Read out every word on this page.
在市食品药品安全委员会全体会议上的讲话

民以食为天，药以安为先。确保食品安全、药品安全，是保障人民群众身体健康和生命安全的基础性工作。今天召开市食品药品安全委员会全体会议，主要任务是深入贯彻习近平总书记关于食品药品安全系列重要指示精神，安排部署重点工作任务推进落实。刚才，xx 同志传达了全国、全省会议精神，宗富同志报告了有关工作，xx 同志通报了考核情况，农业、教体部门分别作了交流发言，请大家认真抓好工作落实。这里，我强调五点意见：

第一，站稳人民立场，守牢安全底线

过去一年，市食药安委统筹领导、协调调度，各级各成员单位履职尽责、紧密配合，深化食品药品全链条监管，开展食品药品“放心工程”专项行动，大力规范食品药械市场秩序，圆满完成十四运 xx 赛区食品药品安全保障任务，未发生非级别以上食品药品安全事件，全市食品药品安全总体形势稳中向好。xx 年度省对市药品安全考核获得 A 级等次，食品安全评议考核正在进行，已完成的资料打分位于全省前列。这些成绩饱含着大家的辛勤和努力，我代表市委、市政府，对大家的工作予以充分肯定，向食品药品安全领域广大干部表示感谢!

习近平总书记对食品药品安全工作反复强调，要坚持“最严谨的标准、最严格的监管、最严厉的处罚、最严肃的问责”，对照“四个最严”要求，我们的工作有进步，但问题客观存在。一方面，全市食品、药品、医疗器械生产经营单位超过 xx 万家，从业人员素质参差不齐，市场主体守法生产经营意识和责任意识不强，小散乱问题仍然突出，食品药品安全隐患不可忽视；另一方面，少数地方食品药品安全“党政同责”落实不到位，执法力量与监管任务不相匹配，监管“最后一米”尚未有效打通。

+++++

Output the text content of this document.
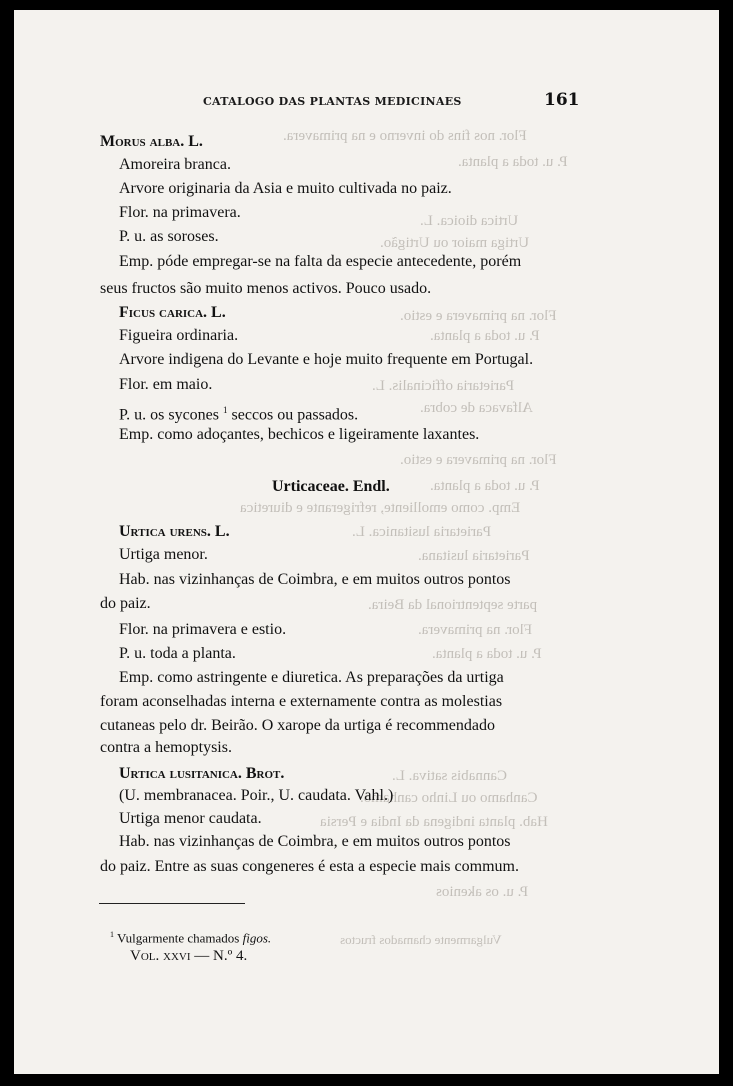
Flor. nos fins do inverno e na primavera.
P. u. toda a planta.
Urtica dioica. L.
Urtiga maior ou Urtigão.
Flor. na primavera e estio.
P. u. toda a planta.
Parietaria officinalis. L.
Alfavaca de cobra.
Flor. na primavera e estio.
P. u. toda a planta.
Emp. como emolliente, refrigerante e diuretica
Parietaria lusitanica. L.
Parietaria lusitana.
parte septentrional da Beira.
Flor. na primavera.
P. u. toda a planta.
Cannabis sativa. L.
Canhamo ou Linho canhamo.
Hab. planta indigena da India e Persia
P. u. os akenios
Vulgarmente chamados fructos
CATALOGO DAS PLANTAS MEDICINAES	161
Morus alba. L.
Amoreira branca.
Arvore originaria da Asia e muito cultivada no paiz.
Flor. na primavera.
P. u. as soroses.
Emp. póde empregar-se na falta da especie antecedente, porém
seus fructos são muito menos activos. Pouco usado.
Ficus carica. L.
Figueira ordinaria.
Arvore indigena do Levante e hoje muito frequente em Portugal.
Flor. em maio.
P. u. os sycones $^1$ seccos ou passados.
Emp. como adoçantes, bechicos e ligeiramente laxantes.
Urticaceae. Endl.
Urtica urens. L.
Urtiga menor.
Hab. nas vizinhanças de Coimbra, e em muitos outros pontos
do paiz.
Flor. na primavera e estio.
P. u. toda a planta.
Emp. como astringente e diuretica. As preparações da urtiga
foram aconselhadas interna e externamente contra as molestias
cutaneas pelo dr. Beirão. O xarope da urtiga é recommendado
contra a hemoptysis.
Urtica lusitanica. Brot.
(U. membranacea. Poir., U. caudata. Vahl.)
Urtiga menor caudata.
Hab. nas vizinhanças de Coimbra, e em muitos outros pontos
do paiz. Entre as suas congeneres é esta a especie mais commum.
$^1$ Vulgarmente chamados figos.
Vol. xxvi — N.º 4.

+++++

§ AIM OF THE TASK: Keep only the lines that hold the string "Parietaria", and copy them out.

§ WRITTEN ANSWER:
Parietaria officinalis. L.
Parietaria lusitanica. L.
Parietaria lusitana.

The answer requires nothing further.